▸ **Task to carry out**
Locate all lines with the word "values" and copy them out.
>>
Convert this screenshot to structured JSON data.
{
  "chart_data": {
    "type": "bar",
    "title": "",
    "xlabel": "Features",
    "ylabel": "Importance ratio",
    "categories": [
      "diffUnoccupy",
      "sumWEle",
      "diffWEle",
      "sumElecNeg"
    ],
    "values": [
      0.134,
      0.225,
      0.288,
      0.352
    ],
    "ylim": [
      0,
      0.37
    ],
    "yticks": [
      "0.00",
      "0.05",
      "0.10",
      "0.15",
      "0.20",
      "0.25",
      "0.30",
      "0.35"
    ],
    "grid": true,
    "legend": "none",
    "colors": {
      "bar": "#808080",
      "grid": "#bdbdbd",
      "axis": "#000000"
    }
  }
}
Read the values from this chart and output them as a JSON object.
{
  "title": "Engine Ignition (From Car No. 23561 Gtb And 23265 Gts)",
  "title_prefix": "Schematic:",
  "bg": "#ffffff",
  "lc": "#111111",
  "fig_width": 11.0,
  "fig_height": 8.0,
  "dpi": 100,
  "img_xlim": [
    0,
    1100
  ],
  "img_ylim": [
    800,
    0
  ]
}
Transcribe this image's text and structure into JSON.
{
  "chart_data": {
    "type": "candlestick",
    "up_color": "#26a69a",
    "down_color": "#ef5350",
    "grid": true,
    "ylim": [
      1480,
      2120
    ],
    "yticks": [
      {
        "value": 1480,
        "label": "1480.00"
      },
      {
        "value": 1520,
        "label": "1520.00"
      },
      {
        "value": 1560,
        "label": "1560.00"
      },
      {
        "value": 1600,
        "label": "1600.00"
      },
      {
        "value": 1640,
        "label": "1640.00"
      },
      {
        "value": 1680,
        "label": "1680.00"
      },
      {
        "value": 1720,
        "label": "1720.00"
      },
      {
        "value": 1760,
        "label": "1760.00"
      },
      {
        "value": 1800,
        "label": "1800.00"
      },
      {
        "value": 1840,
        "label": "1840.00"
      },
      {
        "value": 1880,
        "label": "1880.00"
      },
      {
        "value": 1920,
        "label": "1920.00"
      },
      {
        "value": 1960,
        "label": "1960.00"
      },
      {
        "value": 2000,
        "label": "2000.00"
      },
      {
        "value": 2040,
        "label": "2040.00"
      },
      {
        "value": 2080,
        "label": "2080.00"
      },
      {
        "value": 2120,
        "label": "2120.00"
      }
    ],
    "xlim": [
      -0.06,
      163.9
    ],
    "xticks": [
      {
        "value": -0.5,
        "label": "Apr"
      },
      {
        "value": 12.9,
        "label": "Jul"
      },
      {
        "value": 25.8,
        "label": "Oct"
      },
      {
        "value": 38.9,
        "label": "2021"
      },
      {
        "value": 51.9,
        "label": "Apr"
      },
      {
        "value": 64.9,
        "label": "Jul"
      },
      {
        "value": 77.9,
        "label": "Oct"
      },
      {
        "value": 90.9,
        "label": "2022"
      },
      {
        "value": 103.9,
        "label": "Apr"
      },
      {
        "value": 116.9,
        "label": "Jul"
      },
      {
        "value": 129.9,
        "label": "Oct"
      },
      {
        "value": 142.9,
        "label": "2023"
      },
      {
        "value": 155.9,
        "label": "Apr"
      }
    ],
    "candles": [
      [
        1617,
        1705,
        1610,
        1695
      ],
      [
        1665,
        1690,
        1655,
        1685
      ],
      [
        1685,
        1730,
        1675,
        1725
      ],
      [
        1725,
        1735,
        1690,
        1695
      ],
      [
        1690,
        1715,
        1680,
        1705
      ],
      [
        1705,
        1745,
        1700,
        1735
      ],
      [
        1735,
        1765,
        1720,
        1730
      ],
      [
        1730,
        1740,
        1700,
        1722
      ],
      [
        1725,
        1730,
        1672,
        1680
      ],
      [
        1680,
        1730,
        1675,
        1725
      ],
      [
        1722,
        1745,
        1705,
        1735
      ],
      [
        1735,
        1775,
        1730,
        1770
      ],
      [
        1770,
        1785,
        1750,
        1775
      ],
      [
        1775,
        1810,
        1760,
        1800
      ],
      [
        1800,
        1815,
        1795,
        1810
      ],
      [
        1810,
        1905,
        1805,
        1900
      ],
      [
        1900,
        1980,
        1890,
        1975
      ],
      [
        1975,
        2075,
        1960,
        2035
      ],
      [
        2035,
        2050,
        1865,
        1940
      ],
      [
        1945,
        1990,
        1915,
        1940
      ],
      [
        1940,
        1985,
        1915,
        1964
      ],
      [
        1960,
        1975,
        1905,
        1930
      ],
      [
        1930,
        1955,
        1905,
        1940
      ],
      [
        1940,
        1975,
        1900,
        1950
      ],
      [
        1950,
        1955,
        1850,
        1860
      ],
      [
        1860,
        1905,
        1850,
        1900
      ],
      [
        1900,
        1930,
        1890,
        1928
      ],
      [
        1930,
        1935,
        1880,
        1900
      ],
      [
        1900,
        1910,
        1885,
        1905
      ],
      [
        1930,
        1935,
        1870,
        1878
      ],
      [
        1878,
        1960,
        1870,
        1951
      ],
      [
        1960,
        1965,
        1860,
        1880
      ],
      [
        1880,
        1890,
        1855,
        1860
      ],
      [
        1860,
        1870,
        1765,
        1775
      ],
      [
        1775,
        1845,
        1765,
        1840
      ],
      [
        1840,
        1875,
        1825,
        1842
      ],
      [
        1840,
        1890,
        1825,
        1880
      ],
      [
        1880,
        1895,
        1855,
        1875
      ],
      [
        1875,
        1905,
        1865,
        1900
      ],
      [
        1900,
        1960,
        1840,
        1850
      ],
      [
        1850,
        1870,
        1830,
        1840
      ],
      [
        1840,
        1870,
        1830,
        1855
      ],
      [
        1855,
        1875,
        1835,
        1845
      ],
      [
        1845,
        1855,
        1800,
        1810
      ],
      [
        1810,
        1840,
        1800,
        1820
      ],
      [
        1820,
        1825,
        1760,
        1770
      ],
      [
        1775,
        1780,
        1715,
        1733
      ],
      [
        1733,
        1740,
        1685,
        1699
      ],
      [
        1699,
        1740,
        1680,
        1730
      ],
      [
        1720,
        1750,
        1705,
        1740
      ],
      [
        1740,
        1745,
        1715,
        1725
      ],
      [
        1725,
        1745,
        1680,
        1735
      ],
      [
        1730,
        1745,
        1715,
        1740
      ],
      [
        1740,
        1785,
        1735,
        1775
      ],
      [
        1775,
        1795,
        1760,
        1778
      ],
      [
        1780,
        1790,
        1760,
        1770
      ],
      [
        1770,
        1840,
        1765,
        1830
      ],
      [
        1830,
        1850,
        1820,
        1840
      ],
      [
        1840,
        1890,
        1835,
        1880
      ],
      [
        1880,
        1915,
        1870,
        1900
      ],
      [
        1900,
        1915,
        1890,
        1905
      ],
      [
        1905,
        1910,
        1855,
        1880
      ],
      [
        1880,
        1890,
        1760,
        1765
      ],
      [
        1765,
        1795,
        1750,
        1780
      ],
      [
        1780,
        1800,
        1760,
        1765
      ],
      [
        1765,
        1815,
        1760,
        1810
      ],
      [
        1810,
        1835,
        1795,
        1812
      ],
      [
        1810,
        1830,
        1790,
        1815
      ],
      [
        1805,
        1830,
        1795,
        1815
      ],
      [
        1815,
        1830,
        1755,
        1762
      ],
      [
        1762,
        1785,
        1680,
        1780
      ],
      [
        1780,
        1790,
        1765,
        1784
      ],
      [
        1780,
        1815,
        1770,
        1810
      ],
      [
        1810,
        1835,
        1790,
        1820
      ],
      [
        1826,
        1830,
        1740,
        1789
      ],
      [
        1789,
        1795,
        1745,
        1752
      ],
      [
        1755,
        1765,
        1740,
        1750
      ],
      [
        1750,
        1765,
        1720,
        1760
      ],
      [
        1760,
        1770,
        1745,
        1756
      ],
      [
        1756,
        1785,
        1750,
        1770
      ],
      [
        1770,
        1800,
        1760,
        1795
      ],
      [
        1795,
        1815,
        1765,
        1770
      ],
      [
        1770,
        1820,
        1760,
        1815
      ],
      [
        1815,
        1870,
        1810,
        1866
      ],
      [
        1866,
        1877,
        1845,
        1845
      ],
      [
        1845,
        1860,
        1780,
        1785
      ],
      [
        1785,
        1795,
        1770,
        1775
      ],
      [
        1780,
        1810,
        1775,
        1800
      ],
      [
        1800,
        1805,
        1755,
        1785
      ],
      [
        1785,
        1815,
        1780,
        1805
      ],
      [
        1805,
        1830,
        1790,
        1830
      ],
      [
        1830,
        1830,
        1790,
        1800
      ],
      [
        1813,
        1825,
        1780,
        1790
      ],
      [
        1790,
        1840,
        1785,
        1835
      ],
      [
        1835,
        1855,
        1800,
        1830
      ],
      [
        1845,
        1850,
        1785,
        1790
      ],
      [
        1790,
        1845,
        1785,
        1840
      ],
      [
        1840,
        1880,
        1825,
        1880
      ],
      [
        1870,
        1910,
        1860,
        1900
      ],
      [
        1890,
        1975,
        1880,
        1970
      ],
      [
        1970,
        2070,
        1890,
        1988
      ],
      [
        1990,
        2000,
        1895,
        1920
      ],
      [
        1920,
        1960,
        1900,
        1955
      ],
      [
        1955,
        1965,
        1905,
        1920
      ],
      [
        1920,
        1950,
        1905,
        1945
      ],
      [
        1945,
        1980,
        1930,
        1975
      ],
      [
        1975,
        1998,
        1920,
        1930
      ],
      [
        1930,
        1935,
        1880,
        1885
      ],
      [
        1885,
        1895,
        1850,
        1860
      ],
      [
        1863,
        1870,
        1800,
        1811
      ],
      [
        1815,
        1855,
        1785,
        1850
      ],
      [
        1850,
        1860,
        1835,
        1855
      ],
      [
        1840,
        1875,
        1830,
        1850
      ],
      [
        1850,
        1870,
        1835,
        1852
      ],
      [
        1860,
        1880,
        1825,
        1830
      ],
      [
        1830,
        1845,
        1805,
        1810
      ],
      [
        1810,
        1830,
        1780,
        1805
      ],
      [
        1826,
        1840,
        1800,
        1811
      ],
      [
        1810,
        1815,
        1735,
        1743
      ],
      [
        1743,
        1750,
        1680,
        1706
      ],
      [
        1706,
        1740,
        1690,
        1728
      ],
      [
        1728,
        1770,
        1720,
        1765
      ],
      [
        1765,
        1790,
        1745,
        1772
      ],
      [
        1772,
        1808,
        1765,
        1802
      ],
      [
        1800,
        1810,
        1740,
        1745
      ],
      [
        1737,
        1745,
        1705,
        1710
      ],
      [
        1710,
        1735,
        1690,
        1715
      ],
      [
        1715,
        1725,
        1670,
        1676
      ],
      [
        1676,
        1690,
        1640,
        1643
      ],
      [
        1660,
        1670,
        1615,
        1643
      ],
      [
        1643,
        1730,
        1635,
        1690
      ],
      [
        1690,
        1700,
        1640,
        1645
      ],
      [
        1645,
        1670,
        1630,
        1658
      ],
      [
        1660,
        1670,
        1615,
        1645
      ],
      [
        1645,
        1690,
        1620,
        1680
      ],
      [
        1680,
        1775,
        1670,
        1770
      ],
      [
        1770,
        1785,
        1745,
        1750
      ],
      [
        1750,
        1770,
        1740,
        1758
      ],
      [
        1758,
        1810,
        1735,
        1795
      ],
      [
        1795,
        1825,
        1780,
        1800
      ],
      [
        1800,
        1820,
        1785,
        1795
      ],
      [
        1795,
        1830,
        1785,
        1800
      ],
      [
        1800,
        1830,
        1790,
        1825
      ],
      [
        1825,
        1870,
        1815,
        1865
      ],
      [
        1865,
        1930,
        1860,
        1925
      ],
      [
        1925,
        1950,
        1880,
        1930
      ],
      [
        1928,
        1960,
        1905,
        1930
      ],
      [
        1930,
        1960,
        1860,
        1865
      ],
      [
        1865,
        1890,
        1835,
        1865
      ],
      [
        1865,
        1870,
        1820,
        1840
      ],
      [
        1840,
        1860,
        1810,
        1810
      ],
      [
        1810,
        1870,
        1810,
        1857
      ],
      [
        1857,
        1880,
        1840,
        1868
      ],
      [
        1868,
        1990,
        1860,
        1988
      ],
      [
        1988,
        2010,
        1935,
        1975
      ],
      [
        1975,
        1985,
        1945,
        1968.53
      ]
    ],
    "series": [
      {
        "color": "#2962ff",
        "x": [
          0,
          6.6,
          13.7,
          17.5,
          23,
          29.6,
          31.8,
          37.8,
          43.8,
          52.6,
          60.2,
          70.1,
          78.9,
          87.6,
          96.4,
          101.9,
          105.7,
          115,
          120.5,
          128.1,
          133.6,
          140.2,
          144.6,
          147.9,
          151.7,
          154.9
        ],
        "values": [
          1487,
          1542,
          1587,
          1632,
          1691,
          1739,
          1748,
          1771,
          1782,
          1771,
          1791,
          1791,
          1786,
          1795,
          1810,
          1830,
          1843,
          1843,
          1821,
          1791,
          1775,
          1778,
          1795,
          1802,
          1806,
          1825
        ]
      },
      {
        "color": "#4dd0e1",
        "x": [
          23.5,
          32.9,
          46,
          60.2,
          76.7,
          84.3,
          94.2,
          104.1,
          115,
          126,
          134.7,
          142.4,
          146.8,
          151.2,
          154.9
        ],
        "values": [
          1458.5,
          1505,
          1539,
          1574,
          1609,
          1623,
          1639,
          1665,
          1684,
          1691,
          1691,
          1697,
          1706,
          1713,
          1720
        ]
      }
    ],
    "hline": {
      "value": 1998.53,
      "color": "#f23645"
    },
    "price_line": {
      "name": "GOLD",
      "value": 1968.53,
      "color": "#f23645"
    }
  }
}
<<
▸ **In response**
    "values": [
Read the values from this chart and output them as a JSON object.
        "values": [
        "values": [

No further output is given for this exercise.